● Exercise input
— start —
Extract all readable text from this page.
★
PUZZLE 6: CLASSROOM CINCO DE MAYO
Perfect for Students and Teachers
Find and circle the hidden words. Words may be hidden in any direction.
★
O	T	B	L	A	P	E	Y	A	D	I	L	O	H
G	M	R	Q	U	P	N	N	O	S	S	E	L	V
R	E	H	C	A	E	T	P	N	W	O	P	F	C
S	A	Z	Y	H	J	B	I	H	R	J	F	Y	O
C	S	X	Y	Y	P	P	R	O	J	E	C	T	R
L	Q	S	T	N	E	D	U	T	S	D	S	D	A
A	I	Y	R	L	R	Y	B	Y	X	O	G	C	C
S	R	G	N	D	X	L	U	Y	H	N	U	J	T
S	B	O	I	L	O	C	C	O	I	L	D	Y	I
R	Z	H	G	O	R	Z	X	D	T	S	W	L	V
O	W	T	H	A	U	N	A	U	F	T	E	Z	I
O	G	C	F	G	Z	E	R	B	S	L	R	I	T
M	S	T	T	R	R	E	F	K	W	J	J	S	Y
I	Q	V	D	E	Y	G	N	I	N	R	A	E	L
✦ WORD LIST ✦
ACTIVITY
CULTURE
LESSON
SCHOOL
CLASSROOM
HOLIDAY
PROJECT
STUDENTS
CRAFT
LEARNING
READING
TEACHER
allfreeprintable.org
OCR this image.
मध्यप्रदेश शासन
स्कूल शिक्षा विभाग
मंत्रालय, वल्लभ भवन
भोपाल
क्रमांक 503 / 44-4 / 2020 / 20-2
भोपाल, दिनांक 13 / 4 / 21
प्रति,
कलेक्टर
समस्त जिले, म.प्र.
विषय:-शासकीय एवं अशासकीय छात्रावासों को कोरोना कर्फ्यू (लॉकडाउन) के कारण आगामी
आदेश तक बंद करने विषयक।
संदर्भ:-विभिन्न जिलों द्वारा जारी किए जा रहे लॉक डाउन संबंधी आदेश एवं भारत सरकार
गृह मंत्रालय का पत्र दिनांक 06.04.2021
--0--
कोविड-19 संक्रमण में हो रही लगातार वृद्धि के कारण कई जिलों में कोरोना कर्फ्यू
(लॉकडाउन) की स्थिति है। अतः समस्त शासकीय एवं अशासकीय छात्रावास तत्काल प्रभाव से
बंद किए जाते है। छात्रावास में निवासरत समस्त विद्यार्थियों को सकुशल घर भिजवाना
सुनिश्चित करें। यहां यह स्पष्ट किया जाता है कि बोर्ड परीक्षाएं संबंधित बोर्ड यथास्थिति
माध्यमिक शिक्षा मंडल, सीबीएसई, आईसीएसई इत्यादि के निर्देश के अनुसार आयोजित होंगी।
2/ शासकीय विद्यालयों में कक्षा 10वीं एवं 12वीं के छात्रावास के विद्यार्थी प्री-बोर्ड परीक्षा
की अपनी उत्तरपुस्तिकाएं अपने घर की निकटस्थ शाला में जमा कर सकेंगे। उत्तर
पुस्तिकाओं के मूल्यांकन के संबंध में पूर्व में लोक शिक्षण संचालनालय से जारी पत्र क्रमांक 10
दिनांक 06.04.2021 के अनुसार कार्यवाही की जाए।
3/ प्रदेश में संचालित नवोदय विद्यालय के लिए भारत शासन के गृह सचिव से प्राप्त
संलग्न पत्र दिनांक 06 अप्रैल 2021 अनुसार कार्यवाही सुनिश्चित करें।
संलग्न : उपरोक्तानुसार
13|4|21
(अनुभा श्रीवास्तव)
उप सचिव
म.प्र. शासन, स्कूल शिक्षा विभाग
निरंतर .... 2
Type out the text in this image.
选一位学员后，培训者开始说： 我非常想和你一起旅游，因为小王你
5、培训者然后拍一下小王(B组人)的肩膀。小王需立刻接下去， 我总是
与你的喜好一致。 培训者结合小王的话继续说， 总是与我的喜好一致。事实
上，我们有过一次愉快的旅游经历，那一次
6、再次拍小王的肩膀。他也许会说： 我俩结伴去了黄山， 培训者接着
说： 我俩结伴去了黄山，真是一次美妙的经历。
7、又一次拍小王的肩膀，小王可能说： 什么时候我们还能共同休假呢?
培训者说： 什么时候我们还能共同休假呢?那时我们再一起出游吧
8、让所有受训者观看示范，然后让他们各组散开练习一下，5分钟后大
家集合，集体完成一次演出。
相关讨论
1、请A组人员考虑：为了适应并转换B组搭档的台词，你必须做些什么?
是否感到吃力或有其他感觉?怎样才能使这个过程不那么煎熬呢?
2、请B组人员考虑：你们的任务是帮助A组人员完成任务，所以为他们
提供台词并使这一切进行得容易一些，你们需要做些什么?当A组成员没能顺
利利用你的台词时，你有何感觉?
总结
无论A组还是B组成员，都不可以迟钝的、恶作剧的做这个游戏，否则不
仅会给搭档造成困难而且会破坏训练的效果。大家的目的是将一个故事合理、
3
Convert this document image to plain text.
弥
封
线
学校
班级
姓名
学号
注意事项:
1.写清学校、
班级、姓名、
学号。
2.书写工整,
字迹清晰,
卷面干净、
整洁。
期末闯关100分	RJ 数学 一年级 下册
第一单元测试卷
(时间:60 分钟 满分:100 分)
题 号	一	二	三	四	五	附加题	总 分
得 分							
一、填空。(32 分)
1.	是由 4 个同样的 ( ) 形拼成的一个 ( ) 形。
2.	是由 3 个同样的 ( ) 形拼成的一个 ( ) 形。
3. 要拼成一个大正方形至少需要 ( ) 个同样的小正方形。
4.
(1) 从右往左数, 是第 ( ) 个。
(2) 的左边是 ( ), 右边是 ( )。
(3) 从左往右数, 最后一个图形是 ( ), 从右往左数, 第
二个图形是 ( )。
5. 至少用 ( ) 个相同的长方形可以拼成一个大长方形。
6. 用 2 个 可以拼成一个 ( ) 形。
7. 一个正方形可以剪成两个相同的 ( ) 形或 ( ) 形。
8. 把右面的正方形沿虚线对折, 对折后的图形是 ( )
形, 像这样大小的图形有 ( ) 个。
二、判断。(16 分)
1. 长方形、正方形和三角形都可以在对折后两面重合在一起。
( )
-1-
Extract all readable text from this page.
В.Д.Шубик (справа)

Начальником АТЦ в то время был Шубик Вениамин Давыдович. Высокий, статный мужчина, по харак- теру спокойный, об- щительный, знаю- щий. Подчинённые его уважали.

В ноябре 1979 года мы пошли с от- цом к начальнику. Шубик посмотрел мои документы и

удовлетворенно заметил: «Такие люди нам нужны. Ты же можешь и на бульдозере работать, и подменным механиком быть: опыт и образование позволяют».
— end —
Copy out each line in the listing that has the word "text".

● Solution for this problem
Extract all readable text from this page.
Type out the text in this image.
Convert this document image to plain text.
Extract all readable text from this page.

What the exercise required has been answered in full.